-- WHAT THE EXERCISE ASKS --
For the data that follows, report how many lines contain the word "Align", and nothing else.

-- INFORMATION SUPPLIED --

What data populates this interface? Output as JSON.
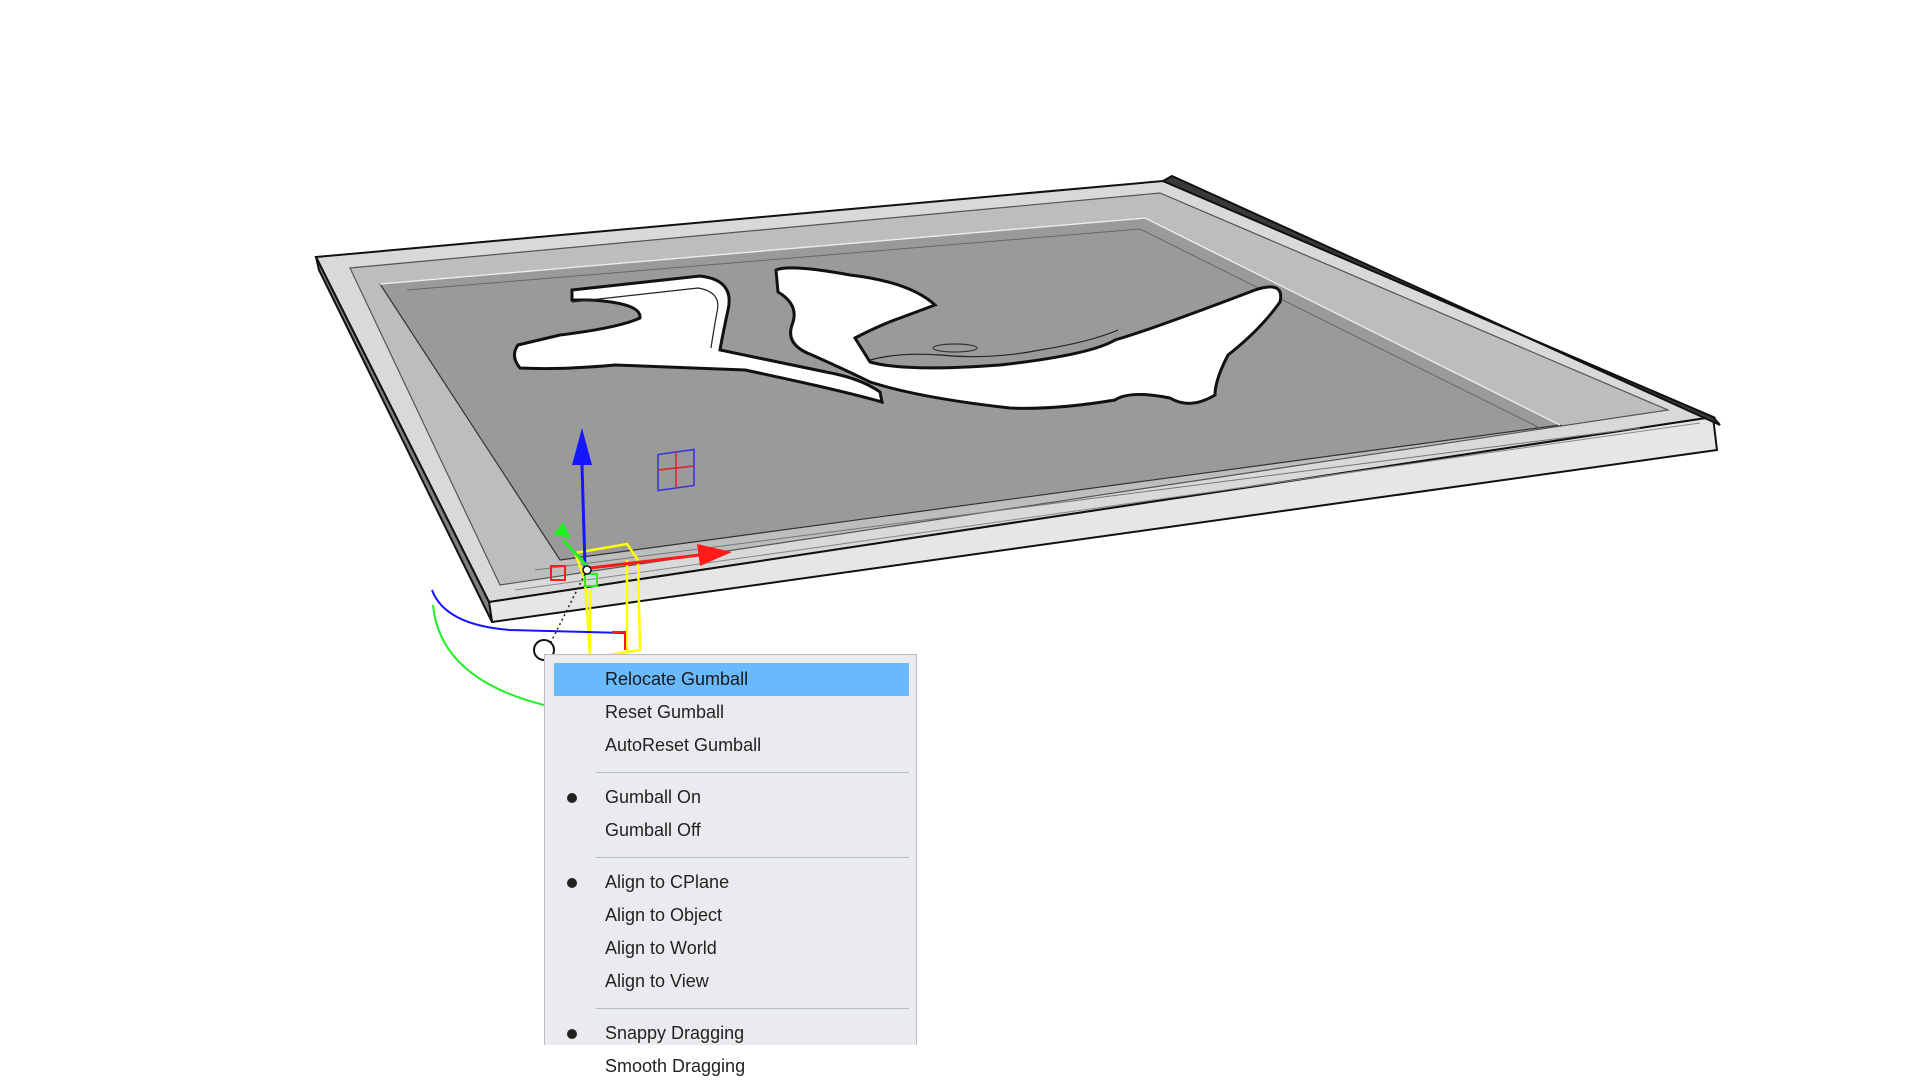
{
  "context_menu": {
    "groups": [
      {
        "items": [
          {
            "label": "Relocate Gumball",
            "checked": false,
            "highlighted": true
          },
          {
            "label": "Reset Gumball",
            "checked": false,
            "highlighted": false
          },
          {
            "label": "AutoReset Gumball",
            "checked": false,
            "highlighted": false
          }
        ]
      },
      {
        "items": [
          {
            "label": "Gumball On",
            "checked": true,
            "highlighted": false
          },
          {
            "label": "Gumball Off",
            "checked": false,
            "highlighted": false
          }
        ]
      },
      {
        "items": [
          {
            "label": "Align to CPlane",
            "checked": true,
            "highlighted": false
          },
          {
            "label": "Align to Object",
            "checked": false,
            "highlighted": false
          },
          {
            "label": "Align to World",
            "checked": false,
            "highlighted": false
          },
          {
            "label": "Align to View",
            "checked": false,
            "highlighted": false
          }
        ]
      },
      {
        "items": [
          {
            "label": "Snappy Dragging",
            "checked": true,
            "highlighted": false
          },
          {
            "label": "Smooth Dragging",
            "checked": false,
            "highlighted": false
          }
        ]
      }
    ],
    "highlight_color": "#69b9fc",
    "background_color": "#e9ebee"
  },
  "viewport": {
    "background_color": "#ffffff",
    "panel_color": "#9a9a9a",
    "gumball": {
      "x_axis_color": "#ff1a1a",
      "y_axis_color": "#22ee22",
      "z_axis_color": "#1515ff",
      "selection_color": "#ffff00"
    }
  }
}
---
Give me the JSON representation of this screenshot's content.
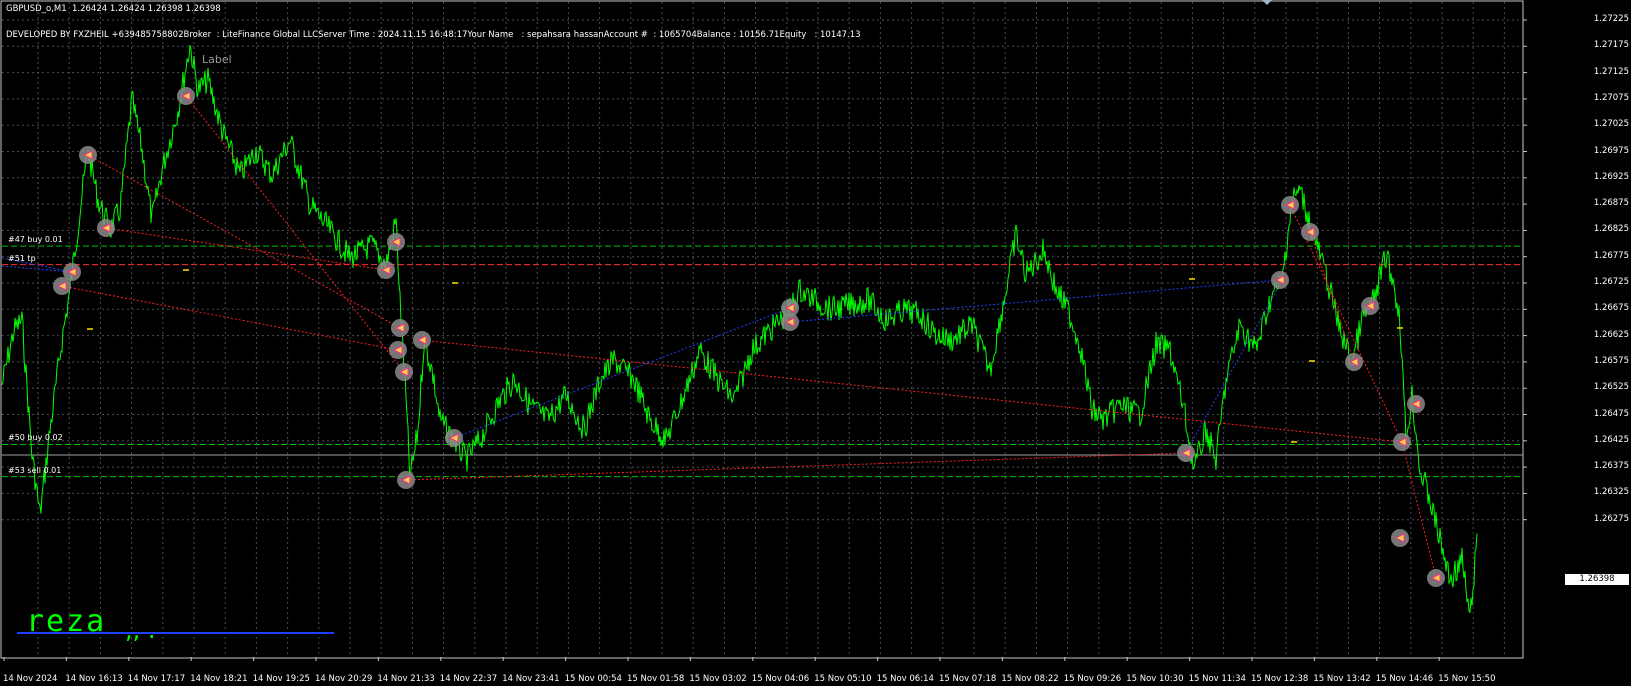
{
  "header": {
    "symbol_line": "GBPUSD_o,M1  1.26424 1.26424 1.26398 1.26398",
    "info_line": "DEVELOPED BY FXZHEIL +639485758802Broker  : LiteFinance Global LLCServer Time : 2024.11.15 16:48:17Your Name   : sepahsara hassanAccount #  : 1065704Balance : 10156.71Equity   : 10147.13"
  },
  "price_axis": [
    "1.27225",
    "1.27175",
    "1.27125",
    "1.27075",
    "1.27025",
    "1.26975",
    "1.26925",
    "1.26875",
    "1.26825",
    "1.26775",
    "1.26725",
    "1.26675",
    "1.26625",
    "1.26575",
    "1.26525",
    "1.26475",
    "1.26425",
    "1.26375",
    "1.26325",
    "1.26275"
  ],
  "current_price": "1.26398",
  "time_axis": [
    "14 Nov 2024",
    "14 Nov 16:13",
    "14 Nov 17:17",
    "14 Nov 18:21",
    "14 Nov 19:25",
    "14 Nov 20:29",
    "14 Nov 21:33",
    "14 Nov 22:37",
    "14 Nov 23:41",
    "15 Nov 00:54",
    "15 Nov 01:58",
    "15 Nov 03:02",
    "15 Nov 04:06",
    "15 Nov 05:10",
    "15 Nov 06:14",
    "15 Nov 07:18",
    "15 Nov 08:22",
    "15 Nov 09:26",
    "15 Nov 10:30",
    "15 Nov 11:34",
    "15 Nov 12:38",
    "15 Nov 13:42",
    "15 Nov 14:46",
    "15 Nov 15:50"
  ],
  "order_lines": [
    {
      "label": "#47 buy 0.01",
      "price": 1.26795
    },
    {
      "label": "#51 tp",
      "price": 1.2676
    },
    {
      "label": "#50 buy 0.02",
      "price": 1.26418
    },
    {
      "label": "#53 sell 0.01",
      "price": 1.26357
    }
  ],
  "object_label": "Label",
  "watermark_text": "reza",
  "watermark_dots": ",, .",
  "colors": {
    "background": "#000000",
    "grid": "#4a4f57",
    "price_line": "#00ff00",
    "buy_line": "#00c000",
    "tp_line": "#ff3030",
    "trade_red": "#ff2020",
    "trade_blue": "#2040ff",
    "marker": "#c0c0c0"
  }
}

-- COMPLETE ANSWER --
4